### RECORDS SHOWN
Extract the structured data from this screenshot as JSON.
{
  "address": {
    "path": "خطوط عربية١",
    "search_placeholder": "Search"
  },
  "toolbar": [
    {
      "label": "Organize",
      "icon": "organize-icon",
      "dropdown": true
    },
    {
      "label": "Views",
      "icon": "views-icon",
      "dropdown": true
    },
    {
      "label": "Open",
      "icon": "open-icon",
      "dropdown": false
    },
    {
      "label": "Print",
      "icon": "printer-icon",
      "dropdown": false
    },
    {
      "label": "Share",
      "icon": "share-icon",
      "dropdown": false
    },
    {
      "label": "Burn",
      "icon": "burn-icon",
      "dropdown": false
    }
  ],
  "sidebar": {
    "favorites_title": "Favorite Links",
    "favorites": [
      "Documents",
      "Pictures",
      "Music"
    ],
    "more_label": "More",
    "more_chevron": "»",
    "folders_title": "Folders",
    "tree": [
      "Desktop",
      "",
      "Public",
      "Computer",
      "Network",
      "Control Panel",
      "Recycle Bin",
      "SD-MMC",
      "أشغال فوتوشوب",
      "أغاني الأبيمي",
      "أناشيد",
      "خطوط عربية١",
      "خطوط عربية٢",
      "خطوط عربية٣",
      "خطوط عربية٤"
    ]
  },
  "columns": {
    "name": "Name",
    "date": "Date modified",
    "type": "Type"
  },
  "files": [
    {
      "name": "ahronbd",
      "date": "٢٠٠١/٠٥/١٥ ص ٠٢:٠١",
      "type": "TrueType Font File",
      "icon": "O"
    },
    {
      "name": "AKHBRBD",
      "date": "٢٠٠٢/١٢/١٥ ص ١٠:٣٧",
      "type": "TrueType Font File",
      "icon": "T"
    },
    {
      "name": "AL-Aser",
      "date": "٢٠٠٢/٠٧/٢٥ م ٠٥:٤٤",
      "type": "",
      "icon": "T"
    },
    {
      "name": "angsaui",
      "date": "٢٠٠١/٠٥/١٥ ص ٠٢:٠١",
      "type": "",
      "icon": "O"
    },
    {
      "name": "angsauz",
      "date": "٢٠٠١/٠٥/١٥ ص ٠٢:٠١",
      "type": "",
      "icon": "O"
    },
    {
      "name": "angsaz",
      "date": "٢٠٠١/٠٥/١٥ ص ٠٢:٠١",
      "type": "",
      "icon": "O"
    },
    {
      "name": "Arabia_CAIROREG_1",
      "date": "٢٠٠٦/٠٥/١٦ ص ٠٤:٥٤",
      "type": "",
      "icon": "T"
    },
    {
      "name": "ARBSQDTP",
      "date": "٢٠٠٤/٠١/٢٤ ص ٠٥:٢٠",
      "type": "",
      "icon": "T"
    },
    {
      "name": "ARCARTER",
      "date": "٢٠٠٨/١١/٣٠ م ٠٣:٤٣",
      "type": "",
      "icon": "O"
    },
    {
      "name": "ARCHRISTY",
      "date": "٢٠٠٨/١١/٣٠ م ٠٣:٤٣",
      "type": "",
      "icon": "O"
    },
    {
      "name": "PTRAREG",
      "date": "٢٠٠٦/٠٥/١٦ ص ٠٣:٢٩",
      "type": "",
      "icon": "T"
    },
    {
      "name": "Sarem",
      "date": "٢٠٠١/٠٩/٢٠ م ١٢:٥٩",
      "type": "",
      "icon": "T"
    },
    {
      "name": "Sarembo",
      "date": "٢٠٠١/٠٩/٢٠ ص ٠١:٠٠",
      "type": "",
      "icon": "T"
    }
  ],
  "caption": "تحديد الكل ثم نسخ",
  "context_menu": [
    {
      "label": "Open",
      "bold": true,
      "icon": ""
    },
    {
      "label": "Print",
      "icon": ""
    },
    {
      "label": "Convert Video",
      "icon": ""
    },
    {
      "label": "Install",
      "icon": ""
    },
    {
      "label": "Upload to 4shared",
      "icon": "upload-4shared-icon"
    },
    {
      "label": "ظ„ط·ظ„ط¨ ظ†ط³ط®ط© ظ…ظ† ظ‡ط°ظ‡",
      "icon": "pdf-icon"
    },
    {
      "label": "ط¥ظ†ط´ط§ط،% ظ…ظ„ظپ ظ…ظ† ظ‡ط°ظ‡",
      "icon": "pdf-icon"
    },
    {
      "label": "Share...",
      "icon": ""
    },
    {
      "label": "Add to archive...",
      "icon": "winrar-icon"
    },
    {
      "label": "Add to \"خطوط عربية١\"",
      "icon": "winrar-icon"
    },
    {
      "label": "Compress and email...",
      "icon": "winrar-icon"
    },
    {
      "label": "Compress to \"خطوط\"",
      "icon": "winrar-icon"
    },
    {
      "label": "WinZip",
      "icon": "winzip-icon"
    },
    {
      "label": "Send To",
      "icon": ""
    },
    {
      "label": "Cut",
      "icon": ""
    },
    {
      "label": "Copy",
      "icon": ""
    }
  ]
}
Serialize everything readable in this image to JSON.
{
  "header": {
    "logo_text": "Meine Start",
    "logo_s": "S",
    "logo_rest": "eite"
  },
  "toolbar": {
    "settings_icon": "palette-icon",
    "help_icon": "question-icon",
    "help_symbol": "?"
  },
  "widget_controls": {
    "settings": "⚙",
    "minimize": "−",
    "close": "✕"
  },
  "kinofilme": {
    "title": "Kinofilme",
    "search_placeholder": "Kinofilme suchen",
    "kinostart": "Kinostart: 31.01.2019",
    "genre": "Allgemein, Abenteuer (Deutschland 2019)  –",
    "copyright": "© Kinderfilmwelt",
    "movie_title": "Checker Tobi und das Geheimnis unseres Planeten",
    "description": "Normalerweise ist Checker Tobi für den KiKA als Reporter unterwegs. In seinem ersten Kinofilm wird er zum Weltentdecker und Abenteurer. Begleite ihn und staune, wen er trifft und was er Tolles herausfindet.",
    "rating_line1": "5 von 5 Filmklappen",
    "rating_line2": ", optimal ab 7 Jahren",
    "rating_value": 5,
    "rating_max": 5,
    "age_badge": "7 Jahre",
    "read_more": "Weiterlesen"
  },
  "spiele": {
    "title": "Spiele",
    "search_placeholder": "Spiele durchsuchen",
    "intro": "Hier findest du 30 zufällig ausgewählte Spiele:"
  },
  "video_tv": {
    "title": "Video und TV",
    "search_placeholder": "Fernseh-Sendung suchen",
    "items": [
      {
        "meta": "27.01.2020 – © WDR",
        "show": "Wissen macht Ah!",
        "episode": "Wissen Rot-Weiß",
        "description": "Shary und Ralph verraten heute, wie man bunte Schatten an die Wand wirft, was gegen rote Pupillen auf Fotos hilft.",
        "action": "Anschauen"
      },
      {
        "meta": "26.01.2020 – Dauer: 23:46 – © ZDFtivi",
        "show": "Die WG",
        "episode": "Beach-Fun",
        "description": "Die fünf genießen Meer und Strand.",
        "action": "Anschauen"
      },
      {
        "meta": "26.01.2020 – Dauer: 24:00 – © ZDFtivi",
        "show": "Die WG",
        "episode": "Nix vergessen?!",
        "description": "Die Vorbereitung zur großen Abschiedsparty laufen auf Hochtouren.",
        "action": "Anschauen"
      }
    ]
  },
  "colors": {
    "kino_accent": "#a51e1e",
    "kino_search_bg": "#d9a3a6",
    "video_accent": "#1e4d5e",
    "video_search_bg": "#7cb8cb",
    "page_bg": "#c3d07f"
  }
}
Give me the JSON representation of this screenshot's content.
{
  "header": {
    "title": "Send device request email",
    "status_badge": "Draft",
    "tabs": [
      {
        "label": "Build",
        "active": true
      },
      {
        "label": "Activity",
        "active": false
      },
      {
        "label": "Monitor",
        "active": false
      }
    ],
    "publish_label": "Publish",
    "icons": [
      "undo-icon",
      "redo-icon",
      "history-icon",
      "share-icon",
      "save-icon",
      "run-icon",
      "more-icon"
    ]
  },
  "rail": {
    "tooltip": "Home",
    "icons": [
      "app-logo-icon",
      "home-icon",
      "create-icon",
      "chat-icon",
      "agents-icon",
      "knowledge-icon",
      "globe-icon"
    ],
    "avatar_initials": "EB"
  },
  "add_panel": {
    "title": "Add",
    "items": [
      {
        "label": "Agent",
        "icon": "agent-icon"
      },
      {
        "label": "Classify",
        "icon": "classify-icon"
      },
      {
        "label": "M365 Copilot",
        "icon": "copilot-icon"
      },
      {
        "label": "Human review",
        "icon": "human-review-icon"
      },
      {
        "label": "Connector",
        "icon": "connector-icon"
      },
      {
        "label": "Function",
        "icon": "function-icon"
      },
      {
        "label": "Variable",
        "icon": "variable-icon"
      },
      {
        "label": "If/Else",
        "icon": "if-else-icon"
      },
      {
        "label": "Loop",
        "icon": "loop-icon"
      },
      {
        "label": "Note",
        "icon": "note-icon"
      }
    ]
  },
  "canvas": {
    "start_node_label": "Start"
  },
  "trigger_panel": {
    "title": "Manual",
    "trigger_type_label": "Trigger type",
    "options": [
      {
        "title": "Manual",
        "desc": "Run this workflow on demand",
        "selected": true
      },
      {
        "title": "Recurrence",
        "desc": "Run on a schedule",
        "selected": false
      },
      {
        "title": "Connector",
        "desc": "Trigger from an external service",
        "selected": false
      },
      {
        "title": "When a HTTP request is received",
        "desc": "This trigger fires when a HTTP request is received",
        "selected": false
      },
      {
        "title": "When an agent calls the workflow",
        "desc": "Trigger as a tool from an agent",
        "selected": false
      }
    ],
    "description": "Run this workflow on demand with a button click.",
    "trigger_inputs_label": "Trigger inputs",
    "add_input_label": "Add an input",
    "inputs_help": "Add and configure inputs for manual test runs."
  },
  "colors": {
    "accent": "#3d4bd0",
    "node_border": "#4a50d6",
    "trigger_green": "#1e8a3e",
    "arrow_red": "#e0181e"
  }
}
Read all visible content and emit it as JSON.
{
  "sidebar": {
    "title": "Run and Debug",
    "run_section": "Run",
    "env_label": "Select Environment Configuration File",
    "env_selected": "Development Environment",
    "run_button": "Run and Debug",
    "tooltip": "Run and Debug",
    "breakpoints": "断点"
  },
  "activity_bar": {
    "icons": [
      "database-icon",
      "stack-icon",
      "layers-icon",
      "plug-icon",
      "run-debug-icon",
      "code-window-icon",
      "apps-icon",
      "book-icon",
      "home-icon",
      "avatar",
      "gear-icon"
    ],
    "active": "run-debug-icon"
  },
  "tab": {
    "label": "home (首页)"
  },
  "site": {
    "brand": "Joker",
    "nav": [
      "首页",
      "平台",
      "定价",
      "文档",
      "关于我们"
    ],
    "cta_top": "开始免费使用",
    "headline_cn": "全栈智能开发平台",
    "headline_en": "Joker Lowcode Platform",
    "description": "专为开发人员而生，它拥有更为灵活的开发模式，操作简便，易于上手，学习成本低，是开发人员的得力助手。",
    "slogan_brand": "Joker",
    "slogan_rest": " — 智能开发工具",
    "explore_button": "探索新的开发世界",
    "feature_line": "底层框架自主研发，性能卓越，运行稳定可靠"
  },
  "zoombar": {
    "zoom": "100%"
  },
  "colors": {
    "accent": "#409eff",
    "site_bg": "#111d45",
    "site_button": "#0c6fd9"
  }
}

### YOUR TASK
Locate the word "Checker" in the entries, and copy every line where it is found.

### THE COMPLETED TASK
    "movie_title": "Checker Tobi und das Geheimnis unseres Planeten",
    "description": "Normalerweise ist Checker Tobi für den KiKA als Reporter unterwegs. In seinem ersten Kinofilm wird er zum Weltentdecker und Abenteurer. Begleite ihn und staune, wen er trifft und was er Tolles herausfindet.",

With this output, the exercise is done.